▶ **Fragment tekstu**:

----------------------------------------

Australian Survivor Heroes V Villains Ep 2

Post autor: Saw »

Drugi odcinek też całkiem spoko :o Oczywiście nadal sporo osób niewidzialnych, ale jakoś tak nieco lepiej się ogląda.
U Heroes prawie nic się nie działo. Trochę czasu dostały Paige i Sharni i obie wydają się być spoko. Ciekaw jestem, która z nich może być tą rezerwową co w ostatniej chwili zastąpiła Kristie.
U Villains działo się spoko, ale ostateczny wynik rady kompletnie mnie nie zaskoczył. Wiedziałem że jakimś cudem George przetrwa i że jego pozycja nagle nie będzie tak fatalna jak jeszcze na początku odcinka. Na Villains już zaczyna odbijać się ta eliminacja Anjali. Już mają trzy osoby w plecy, podczas gdy przeciwnicy rosną tylko w siłę.
George -no jest irytujący i pewnie jeszcze trochę przetrwa w grze. Miał sporo szczęścia że inni postanowili go oszczędzić i jest dla nich tak jakby tarczą na późniejszą grę. Plus za to odpalenie się w drugim plemieniu i chęć rozwalenia całego obozu :evil:
Shonee - to królowa bez dwóch zdań. Kocham ją. Druga rada i drugi raz wszystko poszło po jej myśli. Moim zdaniem mądrze kombinuje by trzymać w grze taką osobę jak George. Zawsze to większy cel niż ona sama, a tak to ci nowi mogliby zmówić się na powracających i ich wywalać jedno po drugim.

----------------------------------------

▶ **Lista zadań**:
A – Kogo w ostatniej chwili zastąpiła rezerwowa zawodniczka, o której wspomina fragment tekstu?
B – Oceń, czy każde z tych stwierdzeń zgadza się z fragmentem tekstu, odpowiadając tak lub nie i przytaczając rozstrzygające słowa tekstu: (i) u Heroes działo się bardzo dużo; (ii) ostateczny wynik rady u Villains był dla piszącego zaskoczeniem; (iii) na drugiej radzie wszystko znów poszło po myśli Shonee.
Pozycje nie mają żadnego związku z fragmentem tekstu.

----------------------------------------

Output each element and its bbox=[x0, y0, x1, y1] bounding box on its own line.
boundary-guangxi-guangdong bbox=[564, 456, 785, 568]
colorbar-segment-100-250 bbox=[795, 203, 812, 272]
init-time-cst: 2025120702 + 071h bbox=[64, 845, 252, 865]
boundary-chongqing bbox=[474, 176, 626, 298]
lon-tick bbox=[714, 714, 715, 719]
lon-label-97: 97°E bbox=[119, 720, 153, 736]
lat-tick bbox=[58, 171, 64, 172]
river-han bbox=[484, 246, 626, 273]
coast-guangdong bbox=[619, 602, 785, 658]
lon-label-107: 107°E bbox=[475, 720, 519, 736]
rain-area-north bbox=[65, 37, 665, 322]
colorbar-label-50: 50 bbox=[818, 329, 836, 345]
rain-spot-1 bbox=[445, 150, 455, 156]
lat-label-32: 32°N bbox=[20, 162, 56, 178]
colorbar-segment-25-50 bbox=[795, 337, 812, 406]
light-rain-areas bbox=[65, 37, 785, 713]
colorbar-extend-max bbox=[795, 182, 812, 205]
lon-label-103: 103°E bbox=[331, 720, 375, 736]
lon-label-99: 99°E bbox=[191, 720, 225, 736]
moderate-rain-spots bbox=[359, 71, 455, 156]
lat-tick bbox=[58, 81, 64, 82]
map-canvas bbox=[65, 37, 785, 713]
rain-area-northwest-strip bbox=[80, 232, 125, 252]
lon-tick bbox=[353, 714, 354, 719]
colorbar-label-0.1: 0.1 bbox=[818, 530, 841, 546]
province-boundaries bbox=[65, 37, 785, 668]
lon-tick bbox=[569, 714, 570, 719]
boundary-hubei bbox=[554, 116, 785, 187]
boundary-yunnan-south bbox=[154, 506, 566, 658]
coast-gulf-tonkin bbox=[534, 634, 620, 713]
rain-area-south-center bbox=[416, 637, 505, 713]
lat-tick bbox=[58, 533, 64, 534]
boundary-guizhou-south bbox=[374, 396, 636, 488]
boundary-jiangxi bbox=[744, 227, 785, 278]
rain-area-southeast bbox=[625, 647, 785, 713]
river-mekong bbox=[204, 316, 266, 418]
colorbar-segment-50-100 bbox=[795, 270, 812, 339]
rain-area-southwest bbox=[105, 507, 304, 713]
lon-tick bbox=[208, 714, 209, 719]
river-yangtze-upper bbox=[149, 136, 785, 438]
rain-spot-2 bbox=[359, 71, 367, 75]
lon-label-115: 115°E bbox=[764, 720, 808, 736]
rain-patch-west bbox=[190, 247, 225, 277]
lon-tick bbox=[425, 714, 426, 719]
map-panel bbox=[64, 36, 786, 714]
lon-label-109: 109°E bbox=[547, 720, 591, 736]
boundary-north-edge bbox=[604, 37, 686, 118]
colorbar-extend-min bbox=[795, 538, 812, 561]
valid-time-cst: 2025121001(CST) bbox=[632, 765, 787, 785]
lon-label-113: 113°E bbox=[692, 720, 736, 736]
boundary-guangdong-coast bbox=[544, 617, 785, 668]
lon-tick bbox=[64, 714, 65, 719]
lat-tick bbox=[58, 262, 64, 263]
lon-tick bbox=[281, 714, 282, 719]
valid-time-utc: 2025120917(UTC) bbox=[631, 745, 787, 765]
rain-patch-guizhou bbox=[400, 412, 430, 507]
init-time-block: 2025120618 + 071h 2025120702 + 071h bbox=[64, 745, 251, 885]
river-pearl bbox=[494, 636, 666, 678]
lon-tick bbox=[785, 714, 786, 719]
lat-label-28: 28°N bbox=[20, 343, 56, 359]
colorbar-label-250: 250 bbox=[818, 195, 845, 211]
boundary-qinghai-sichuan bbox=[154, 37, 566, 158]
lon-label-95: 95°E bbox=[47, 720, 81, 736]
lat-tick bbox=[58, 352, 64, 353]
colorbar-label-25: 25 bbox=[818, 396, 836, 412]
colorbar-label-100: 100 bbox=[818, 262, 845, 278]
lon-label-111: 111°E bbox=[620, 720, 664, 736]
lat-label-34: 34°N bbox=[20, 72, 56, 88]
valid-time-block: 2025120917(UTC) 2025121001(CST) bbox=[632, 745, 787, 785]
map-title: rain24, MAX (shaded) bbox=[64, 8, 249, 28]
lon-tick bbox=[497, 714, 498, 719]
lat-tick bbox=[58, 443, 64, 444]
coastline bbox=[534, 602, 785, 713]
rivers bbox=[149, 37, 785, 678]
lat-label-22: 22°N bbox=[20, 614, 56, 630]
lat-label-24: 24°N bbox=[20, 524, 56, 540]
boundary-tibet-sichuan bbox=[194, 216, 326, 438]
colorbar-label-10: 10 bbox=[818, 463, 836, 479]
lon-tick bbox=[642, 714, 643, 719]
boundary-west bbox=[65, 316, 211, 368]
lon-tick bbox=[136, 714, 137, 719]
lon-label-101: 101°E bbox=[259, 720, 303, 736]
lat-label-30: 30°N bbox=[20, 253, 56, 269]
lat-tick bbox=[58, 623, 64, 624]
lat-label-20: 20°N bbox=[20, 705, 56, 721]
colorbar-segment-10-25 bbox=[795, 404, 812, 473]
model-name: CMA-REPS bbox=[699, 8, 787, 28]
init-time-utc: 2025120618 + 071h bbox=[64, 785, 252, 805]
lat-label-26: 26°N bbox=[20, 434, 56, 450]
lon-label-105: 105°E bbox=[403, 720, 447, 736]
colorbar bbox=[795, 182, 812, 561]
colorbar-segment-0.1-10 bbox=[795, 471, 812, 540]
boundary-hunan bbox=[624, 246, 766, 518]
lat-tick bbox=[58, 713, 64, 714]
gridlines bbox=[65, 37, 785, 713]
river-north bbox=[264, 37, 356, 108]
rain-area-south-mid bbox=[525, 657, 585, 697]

----------------------------------------

▶ **Odpowiedzi po kolei**:
A – Kristie.

B –
(i) Nie: „U Heroes prawie nic się nie działo.”
(ii) Nie: „ostateczny wynik rady kompletnie mnie nie zaskoczył”.
(iii) Tak: „Druga rada i drugi raz wszystko poszło po jej myśli.”